Figure record extracts
Begin

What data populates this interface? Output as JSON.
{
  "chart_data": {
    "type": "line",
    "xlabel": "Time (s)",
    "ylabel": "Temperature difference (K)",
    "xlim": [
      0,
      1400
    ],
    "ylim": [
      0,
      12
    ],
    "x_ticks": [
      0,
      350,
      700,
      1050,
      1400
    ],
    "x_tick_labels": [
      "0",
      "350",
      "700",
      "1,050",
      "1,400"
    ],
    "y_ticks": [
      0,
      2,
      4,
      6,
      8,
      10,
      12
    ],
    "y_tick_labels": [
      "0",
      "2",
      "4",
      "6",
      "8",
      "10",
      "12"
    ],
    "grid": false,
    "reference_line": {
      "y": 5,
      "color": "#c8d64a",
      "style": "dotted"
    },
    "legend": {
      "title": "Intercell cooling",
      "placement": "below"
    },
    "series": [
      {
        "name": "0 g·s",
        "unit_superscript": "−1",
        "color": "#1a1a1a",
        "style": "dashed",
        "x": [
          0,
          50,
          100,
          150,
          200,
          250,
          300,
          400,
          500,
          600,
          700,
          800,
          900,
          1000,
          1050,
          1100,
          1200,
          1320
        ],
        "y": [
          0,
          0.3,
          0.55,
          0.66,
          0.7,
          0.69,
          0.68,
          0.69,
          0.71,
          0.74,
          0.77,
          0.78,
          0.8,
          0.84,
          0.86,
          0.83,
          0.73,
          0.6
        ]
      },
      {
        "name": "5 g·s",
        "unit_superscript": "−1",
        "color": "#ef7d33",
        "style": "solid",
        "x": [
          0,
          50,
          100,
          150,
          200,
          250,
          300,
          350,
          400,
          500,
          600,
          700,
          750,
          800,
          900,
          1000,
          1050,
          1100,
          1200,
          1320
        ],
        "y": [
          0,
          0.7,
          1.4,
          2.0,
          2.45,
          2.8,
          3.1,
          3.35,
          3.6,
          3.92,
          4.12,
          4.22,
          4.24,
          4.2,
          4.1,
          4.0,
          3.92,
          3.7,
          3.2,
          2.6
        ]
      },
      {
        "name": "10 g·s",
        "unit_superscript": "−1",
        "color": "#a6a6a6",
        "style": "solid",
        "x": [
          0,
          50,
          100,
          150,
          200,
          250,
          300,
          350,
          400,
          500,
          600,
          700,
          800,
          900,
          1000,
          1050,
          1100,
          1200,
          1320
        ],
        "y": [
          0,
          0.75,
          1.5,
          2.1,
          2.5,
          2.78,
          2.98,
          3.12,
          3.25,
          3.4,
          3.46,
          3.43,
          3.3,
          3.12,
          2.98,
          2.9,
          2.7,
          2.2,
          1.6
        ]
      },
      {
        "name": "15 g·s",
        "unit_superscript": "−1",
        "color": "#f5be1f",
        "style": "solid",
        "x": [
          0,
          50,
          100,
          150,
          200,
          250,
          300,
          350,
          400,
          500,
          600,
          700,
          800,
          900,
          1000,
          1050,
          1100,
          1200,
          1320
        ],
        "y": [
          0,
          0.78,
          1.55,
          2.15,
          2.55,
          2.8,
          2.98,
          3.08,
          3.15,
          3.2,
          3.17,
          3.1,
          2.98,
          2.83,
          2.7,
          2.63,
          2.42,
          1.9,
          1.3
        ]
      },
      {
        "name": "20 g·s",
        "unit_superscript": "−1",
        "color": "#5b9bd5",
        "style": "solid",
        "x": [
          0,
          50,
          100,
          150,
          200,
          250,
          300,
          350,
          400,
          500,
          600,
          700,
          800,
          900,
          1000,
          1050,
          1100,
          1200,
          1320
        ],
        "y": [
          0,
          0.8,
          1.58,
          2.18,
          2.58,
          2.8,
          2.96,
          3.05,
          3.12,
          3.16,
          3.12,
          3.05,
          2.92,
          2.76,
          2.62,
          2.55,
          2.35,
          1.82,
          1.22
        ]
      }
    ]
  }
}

End

**WHAT YOU ARE ASKED TO DO**: Find the word "color" in the data and show each line that holds it.

**EXPECTED OUTPUT**:
      "color": "#c8d64a",
        "color": "#1a1a1a",
        "color": "#ef7d33",
        "color": "#a6a6a6",
        "color": "#f5be1f",
        "color": "#5b9bd5",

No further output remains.